───── EXERCISE MATERIAL ─────

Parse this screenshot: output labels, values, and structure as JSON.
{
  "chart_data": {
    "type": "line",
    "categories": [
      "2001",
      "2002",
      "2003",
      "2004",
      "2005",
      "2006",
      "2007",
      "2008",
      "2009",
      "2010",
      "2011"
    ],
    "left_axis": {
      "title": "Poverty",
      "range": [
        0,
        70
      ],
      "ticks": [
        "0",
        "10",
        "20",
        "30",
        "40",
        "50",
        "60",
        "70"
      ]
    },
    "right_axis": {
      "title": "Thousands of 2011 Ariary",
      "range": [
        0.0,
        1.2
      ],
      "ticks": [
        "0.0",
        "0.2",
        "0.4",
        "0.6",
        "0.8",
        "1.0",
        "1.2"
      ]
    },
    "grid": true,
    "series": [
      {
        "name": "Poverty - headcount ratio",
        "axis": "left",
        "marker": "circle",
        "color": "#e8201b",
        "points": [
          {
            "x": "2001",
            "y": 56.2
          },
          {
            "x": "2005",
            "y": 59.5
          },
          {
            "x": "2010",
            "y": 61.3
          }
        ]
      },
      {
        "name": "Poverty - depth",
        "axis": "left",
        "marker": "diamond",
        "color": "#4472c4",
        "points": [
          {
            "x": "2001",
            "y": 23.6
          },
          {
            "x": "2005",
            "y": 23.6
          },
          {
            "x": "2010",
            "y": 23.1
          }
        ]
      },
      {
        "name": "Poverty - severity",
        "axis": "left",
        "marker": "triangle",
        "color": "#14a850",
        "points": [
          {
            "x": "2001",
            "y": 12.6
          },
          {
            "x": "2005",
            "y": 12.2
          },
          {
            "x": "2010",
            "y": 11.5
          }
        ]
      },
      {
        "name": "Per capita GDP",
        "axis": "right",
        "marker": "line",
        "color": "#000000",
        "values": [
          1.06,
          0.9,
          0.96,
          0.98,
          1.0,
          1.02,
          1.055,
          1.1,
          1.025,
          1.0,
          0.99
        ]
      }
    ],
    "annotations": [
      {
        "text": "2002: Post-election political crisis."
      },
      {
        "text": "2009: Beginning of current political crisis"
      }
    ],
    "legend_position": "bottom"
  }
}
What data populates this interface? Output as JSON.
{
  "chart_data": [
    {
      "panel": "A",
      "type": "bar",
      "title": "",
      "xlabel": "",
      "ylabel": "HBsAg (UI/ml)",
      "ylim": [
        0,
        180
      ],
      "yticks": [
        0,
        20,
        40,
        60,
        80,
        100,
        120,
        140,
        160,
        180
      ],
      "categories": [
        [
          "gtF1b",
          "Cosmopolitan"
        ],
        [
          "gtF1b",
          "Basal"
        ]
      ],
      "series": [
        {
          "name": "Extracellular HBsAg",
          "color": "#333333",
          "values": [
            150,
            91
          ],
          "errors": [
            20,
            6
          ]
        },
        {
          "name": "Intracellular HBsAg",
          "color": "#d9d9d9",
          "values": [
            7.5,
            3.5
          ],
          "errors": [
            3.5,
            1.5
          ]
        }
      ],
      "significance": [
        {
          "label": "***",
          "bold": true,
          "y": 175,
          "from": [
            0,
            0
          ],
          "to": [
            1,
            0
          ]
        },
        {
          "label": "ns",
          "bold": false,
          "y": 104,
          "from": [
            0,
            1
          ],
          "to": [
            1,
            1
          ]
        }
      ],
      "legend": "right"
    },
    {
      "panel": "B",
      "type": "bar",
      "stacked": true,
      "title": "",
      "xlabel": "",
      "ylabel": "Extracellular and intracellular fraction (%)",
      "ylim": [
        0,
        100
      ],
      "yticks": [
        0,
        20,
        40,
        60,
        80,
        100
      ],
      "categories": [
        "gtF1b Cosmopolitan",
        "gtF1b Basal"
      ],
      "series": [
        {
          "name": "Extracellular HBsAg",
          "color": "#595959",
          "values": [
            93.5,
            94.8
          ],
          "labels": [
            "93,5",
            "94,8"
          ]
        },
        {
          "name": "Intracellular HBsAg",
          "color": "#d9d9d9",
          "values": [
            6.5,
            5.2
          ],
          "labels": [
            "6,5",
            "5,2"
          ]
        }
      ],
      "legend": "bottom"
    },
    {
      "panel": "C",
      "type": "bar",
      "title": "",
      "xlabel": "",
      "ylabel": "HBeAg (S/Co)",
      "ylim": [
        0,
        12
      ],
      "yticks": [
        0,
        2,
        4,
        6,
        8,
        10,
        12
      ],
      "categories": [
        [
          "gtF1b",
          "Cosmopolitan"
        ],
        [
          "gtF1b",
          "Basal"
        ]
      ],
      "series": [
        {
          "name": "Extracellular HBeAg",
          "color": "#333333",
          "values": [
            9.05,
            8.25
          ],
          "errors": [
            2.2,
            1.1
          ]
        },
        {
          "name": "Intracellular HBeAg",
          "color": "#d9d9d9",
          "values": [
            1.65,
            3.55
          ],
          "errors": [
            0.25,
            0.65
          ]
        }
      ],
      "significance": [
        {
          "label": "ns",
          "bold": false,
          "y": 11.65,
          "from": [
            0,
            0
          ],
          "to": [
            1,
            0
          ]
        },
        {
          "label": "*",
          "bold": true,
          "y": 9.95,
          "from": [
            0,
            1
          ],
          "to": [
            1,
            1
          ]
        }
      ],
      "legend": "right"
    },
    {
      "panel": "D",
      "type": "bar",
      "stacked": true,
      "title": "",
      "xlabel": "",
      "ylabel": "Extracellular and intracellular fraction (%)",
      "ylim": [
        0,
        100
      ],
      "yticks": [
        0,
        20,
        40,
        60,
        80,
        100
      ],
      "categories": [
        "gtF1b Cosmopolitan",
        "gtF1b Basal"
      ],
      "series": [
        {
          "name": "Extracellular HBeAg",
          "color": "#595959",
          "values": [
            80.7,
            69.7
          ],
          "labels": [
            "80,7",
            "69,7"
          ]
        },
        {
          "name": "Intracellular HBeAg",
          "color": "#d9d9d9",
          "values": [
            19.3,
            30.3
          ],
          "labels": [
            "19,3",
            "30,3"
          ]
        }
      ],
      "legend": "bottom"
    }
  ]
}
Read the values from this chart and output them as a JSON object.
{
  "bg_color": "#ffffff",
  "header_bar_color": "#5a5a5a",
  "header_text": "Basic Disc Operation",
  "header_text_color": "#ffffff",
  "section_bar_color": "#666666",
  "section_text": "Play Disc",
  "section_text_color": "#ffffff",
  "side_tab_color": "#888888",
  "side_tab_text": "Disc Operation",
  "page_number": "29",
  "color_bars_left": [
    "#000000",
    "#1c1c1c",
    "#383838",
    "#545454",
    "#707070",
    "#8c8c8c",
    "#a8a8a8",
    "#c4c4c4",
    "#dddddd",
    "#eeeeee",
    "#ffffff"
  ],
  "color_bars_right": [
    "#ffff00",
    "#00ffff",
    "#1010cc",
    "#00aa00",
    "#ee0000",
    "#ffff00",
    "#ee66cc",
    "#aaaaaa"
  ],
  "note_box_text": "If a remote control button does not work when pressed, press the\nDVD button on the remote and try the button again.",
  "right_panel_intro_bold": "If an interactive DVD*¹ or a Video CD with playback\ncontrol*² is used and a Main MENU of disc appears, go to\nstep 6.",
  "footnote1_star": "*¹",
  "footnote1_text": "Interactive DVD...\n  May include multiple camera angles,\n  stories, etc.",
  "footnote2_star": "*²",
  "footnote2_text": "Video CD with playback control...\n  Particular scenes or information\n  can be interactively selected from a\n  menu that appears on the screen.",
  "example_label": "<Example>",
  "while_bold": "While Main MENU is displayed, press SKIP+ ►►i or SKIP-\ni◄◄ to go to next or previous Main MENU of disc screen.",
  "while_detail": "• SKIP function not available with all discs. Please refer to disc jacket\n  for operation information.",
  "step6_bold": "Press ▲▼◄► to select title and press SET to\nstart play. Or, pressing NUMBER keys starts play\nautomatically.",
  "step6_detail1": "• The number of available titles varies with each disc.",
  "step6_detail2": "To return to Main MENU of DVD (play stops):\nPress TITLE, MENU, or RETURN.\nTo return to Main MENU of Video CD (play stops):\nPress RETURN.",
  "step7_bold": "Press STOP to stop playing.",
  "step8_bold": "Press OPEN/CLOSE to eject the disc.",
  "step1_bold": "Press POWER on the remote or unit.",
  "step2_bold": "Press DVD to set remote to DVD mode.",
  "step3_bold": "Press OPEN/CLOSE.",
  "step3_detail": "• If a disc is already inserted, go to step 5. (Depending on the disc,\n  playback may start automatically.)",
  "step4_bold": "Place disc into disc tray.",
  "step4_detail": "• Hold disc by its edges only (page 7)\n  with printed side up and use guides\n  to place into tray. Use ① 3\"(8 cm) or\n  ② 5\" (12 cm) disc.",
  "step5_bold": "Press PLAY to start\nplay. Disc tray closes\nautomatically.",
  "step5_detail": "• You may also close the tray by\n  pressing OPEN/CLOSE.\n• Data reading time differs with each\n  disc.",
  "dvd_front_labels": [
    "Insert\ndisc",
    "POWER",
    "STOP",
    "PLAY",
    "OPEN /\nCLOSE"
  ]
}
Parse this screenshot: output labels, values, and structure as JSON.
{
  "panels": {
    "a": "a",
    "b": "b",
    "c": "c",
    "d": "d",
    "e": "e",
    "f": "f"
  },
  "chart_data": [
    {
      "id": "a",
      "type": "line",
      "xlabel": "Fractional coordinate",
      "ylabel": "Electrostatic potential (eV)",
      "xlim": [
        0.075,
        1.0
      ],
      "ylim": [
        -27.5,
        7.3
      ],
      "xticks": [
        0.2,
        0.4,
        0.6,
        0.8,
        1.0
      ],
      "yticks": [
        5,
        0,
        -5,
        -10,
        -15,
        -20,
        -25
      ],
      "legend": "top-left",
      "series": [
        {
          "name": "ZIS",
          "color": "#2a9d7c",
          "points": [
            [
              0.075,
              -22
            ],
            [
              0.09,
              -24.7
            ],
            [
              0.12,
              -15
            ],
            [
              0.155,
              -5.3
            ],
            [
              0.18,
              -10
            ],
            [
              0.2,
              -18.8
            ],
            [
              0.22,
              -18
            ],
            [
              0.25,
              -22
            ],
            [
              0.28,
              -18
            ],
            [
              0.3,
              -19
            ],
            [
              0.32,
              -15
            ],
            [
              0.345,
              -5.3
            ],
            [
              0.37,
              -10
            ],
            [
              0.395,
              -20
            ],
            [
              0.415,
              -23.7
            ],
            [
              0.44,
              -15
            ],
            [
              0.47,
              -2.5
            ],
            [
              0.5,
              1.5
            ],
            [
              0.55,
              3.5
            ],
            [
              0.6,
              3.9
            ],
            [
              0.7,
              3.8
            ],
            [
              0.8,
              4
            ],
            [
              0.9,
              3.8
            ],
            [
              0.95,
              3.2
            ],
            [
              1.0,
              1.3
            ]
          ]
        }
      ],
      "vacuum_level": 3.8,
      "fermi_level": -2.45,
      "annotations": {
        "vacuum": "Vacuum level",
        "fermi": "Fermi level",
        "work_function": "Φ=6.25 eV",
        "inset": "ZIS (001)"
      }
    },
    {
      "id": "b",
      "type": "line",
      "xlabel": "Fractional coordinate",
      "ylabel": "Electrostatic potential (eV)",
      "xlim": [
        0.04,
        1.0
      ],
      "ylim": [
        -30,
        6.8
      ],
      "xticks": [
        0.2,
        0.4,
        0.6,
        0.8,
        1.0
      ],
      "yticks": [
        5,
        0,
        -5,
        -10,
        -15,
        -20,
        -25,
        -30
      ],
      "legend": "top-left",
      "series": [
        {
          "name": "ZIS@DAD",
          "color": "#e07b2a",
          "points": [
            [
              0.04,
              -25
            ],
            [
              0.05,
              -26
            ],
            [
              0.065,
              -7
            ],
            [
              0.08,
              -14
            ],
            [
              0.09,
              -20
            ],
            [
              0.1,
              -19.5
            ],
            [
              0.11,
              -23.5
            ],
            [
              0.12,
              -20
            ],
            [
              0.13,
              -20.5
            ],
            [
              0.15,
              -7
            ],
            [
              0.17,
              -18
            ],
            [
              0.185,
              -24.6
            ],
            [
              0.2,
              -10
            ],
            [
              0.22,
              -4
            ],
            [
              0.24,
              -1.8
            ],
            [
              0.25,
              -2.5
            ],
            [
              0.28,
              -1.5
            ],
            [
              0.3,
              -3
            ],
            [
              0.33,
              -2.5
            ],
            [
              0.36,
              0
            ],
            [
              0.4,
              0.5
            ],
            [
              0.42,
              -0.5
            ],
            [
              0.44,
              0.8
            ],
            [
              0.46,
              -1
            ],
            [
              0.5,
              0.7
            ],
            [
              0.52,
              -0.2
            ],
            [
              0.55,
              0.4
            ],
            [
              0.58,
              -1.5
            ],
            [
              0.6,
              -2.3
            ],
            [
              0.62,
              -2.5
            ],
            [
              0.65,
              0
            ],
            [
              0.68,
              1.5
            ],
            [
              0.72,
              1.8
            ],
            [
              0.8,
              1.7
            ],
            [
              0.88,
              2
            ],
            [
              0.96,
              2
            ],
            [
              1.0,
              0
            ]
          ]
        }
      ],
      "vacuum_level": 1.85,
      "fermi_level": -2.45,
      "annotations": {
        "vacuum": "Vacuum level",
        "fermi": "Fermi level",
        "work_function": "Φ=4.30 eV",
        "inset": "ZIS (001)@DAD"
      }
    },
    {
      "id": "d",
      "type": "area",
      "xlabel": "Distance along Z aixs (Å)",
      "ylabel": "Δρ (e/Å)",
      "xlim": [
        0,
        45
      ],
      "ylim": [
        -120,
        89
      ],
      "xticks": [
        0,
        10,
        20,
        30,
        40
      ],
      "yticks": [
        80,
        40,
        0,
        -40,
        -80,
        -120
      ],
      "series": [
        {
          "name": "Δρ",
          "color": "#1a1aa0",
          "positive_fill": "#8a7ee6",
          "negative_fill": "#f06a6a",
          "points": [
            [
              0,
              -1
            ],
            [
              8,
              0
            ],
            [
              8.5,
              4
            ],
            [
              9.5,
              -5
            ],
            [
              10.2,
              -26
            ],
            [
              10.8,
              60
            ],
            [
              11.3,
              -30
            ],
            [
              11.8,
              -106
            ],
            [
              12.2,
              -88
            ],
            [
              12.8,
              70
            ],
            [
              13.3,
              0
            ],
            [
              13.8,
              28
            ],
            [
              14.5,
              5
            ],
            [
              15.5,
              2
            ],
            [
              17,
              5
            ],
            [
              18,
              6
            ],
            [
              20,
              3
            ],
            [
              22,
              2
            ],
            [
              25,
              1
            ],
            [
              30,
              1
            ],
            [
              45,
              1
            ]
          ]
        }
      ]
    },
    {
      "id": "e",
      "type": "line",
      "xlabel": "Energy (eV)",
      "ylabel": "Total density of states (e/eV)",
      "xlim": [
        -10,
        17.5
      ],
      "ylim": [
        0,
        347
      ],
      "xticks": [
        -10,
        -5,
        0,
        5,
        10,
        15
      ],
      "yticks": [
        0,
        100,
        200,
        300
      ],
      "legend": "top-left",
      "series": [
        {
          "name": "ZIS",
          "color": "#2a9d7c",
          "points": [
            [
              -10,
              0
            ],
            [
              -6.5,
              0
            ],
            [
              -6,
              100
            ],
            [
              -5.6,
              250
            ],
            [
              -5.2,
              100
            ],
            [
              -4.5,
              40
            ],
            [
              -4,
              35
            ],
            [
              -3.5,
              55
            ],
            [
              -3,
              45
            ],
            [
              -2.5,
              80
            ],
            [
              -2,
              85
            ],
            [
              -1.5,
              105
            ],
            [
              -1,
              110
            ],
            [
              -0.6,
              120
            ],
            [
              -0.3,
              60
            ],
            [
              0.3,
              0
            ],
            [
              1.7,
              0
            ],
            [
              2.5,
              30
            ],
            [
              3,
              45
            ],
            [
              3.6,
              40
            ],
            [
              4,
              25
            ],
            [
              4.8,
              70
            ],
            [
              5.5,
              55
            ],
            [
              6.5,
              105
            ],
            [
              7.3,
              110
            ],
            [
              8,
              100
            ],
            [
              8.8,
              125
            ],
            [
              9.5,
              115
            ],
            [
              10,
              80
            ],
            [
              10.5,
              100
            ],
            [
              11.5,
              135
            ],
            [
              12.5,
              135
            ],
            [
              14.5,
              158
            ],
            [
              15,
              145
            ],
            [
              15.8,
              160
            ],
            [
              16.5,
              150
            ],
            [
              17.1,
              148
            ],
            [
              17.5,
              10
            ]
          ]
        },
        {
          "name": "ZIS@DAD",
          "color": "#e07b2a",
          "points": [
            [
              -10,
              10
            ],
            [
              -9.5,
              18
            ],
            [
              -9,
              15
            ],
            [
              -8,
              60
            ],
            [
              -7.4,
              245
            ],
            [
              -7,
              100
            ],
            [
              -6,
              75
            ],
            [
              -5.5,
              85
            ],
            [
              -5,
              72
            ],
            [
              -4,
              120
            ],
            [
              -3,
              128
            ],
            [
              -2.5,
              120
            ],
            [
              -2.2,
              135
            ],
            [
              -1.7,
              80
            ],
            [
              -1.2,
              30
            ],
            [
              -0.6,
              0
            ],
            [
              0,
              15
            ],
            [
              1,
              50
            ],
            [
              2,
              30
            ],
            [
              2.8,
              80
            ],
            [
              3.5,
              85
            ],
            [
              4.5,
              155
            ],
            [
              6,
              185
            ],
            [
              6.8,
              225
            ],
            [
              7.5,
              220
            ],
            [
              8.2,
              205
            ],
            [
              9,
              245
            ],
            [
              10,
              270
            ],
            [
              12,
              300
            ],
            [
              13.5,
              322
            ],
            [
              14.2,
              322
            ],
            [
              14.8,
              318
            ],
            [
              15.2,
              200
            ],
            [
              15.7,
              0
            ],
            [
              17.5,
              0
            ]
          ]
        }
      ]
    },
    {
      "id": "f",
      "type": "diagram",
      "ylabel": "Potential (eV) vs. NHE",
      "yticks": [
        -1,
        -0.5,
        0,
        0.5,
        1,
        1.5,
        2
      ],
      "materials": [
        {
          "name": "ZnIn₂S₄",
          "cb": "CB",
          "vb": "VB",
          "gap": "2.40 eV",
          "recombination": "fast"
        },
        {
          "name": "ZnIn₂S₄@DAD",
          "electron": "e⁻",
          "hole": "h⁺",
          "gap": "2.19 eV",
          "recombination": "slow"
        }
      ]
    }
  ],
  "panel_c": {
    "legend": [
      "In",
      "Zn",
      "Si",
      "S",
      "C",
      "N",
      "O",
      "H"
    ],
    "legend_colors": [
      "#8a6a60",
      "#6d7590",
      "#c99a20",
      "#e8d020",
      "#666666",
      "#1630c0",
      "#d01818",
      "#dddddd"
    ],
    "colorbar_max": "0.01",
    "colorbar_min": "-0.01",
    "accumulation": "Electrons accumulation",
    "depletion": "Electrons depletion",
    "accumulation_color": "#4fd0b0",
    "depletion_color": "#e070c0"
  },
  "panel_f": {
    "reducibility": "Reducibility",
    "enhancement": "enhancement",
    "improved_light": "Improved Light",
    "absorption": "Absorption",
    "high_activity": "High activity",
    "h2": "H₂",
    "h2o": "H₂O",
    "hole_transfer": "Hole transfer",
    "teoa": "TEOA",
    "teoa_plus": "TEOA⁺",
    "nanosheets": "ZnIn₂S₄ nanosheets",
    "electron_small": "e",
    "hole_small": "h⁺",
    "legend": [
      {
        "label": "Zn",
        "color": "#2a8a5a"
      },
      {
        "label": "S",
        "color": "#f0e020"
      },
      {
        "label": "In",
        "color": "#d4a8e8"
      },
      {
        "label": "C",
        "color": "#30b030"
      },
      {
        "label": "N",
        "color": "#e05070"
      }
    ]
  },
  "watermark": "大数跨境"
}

─────

▸ **WHAT IS BEING ASKED**
From the data above, work out how many lines contain the string "OPEN" and reply with only the number.

▸ **RESULT**
4